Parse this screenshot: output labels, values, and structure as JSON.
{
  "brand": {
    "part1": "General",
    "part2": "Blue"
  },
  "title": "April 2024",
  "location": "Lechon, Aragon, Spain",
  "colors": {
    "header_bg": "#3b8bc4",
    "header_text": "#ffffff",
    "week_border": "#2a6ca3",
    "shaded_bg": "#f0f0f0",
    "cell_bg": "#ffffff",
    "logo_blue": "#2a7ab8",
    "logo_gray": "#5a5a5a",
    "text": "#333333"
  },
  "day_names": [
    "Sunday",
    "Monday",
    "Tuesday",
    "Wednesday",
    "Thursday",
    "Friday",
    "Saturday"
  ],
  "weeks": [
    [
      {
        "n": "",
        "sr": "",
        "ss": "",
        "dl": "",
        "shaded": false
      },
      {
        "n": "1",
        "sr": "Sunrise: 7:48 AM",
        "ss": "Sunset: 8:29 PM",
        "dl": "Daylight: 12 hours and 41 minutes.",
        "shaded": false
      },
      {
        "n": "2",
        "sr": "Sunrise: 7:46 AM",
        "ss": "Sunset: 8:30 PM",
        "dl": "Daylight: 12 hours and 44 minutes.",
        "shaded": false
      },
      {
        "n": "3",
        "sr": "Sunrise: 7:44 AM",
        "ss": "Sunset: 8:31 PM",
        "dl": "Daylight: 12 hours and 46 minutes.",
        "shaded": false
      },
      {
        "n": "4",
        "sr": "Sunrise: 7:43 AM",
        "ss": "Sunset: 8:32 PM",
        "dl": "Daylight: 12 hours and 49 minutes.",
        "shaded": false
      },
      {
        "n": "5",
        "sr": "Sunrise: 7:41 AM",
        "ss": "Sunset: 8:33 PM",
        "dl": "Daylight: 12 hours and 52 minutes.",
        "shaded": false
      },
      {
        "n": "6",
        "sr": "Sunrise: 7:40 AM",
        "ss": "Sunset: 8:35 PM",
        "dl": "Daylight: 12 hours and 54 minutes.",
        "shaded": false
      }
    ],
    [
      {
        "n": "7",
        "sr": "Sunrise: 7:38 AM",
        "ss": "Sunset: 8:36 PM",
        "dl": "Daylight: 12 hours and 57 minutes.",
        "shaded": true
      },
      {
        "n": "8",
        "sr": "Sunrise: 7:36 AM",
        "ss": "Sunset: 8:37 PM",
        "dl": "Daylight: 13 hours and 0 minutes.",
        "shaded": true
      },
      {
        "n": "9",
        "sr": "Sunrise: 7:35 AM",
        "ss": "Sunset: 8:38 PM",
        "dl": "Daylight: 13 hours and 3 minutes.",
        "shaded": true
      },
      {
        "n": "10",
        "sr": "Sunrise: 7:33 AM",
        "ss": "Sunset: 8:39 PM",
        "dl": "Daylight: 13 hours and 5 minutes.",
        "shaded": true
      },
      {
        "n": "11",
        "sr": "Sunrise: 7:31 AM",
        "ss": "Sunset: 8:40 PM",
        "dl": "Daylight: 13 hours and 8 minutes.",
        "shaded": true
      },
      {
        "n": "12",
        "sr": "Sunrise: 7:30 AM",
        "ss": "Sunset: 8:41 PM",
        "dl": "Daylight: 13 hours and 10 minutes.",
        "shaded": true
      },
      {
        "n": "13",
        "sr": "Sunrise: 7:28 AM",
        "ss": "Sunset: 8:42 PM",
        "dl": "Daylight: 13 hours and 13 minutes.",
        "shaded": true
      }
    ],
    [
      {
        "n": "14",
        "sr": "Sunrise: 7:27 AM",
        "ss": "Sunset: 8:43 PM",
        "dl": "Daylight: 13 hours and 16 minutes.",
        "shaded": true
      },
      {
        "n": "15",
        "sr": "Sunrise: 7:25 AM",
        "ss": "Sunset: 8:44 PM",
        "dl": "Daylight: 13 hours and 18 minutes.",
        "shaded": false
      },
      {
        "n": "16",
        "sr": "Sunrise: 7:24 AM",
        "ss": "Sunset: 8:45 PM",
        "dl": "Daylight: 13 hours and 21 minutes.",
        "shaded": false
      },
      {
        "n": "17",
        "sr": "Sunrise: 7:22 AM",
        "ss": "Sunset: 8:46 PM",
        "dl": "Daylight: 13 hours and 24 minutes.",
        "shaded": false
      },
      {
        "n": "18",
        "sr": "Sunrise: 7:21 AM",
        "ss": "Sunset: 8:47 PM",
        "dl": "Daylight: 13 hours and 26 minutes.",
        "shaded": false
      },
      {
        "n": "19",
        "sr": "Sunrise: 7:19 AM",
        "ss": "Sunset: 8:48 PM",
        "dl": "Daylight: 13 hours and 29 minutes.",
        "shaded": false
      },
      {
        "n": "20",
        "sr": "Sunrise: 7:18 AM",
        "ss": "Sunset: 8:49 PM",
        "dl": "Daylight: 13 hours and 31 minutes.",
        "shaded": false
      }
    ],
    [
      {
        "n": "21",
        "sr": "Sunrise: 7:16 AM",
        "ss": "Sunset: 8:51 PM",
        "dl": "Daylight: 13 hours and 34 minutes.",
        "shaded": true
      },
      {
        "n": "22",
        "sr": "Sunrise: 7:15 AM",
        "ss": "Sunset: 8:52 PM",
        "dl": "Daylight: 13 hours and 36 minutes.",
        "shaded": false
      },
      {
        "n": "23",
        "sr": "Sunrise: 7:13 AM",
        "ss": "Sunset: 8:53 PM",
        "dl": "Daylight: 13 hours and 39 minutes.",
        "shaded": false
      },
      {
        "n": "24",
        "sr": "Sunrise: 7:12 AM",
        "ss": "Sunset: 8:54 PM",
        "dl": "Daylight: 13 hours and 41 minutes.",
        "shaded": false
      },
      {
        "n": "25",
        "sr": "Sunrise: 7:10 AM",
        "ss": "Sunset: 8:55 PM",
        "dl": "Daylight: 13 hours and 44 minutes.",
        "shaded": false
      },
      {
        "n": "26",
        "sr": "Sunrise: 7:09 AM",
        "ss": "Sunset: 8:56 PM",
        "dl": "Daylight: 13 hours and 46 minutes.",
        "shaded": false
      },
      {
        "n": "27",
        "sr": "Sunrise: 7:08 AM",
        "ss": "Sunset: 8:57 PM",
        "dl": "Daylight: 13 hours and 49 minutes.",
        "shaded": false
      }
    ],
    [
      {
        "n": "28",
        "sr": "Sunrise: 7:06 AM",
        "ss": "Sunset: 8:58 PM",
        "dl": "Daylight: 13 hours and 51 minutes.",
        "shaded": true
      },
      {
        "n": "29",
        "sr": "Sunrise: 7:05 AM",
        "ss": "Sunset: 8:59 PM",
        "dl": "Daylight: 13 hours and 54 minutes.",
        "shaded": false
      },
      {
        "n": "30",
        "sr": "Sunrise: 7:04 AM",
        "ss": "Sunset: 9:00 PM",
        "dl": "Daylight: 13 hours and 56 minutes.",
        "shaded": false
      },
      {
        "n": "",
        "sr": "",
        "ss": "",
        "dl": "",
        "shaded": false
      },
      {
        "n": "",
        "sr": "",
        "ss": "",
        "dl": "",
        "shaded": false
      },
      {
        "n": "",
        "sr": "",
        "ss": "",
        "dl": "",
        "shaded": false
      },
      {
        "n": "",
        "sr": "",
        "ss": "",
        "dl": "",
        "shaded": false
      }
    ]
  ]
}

++++++++

Would you write down every record again, exactly?

● **TASK OUTPUT**:
Parse this screenshot: output labels, values, and structure as JSON.
{
  "brand": {
    "part1": "General",
    "part2": "Blue"
  },
  "title": "April 2024",
  "location": "Lechon, Aragon, Spain",
  "colors": {
    "header_bg": "#3b8bc4",
    "header_text": "#ffffff",
    "week_border": "#2a6ca3",
    "shaded_bg": "#f0f0f0",
    "cell_bg": "#ffffff",
    "logo_blue": "#2a7ab8",
    "logo_gray": "#5a5a5a",
    "text": "#333333"
  },
  "day_names": [
    "Sunday",
    "Monday",
    "Tuesday",
    "Wednesday",
    "Thursday",
    "Friday",
    "Saturday"
  ],
  "weeks": [
    [
      {
        "n": "",
        "sr": "",
        "ss": "",
        "dl": "",
        "shaded": false
      },
      {
        "n": "1",
        "sr": "Sunrise: 7:48 AM",
        "ss": "Sunset: 8:29 PM",
        "dl": "Daylight: 12 hours and 41 minutes.",
        "shaded": false
      },
      {
        "n": "2",
        "sr": "Sunrise: 7:46 AM",
        "ss": "Sunset: 8:30 PM",
        "dl": "Daylight: 12 hours and 44 minutes.",
        "shaded": false
      },
      {
        "n": "3",
        "sr": "Sunrise: 7:44 AM",
        "ss": "Sunset: 8:31 PM",
        "dl": "Daylight: 12 hours and 46 minutes.",
        "shaded": false
      },
      {
        "n": "4",
        "sr": "Sunrise: 7:43 AM",
        "ss": "Sunset: 8:32 PM",
        "dl": "Daylight: 12 hours and 49 minutes.",
        "shaded": false
      },
      {
        "n": "5",
        "sr": "Sunrise: 7:41 AM",
        "ss": "Sunset: 8:33 PM",
        "dl": "Daylight: 12 hours and 52 minutes.",
        "shaded": false
      },
      {
        "n": "6",
        "sr": "Sunrise: 7:40 AM",
        "ss": "Sunset: 8:35 PM",
        "dl": "Daylight: 12 hours and 54 minutes.",
        "shaded": false
      }
    ],
    [
      {
        "n": "7",
        "sr": "Sunrise: 7:38 AM",
        "ss": "Sunset: 8:36 PM",
        "dl": "Daylight: 12 hours and 57 minutes.",
        "shaded": true
      },
      {
        "n": "8",
        "sr": "Sunrise: 7:36 AM",
        "ss": "Sunset: 8:37 PM",
        "dl": "Daylight: 13 hours and 0 minutes.",
        "shaded": true
      },
      {
        "n": "9",
        "sr": "Sunrise: 7:35 AM",
        "ss": "Sunset: 8:38 PM",
        "dl": "Daylight: 13 hours and 3 minutes.",
        "shaded": true
      },
      {
        "n": "10",
        "sr": "Sunrise: 7:33 AM",
        "ss": "Sunset: 8:39 PM",
        "dl": "Daylight: 13 hours and 5 minutes.",
        "shaded": true
      },
      {
        "n": "11",
        "sr": "Sunrise: 7:31 AM",
        "ss": "Sunset: 8:40 PM",
        "dl": "Daylight: 13 hours and 8 minutes.",
        "shaded": true
      },
      {
        "n": "12",
        "sr": "Sunrise: 7:30 AM",
        "ss": "Sunset: 8:41 PM",
        "dl": "Daylight: 13 hours and 10 minutes.",
        "shaded": true
      },
      {
        "n": "13",
        "sr": "Sunrise: 7:28 AM",
        "ss": "Sunset: 8:42 PM",
        "dl": "Daylight: 13 hours and 13 minutes.",
        "shaded": true
      }
    ],
    [
      {
        "n": "14",
        "sr": "Sunrise: 7:27 AM",
        "ss": "Sunset: 8:43 PM",
        "dl": "Daylight: 13 hours and 16 minutes.",
        "shaded": true
      },
      {
        "n": "15",
        "sr": "Sunrise: 7:25 AM",
        "ss": "Sunset: 8:44 PM",
        "dl": "Daylight: 13 hours and 18 minutes.",
        "shaded": false
      },
      {
        "n": "16",
        "sr": "Sunrise: 7:24 AM",
        "ss": "Sunset: 8:45 PM",
        "dl": "Daylight: 13 hours and 21 minutes.",
        "shaded": false
      },
      {
        "n": "17",
        "sr": "Sunrise: 7:22 AM",
        "ss": "Sunset: 8:46 PM",
        "dl": "Daylight: 13 hours and 24 minutes.",
        "shaded": false
      },
      {
        "n": "18",
        "sr": "Sunrise: 7:21 AM",
        "ss": "Sunset: 8:47 PM",
        "dl": "Daylight: 13 hours and 26 minutes.",
        "shaded": false
      },
      {
        "n": "19",
        "sr": "Sunrise: 7:19 AM",
        "ss": "Sunset: 8:48 PM",
        "dl": "Daylight: 13 hours and 29 minutes.",
        "shaded": false
      },
      {
        "n": "20",
        "sr": "Sunrise: 7:18 AM",
        "ss": "Sunset: 8:49 PM",
        "dl": "Daylight: 13 hours and 31 minutes.",
        "shaded": false
      }
    ],
    [
      {
        "n": "21",
        "sr": "Sunrise: 7:16 AM",
        "ss": "Sunset: 8:51 PM",
        "dl": "Daylight: 13 hours and 34 minutes.",
        "shaded": true
      },
      {
        "n": "22",
        "sr": "Sunrise: 7:15 AM",
        "ss": "Sunset: 8:52 PM",
        "dl": "Daylight: 13 hours and 36 minutes.",
        "shaded": false
      },
      {
        "n": "23",
        "sr": "Sunrise: 7:13 AM",
        "ss": "Sunset: 8:53 PM",
        "dl": "Daylight: 13 hours and 39 minutes.",
        "shaded": false
      },
      {
        "n": "24",
        "sr": "Sunrise: 7:12 AM",
        "ss": "Sunset: 8:54 PM",
        "dl": "Daylight: 13 hours and 41 minutes.",
        "shaded": false
      },
      {
        "n": "25",
        "sr": "Sunrise: 7:10 AM",
        "ss": "Sunset: 8:55 PM",
        "dl": "Daylight: 13 hours and 44 minutes.",
        "shaded": false
      },
      {
        "n": "26",
        "sr": "Sunrise: 7:09 AM",
        "ss": "Sunset: 8:56 PM",
        "dl": "Daylight: 13 hours and 46 minutes.",
        "shaded": false
      },
      {
        "n": "27",
        "sr": "Sunrise: 7:08 AM",
        "ss": "Sunset: 8:57 PM",
        "dl": "Daylight: 13 hours and 49 minutes.",
        "shaded": false
      }
    ],
    [
      {
        "n": "28",
        "sr": "Sunrise: 7:06 AM",
        "ss": "Sunset: 8:58 PM",
        "dl": "Daylight: 13 hours and 51 minutes.",
        "shaded": true
      },
      {
        "n": "29",
        "sr": "Sunrise: 7:05 AM",
        "ss": "Sunset: 8:59 PM",
        "dl": "Daylight: 13 hours and 54 minutes.",
        "shaded": false
      },
      {
        "n": "30",
        "sr": "Sunrise: 7:04 AM",
        "ss": "Sunset: 9:00 PM",
        "dl": "Daylight: 13 hours and 56 minutes.",
        "shaded": false
      },
      {
        "n": "",
        "sr": "",
        "ss": "",
        "dl": "",
        "shaded": false
      },
      {
        "n": "",
        "sr": "",
        "ss": "",
        "dl": "",
        "shaded": false
      },
      {
        "n": "",
        "sr": "",
        "ss": "",
        "dl": "",
        "shaded": false
      },
      {
        "n": "",
        "sr": "",
        "ss": "",
        "dl": "",
        "shaded": false
      }
    ]
  ]
}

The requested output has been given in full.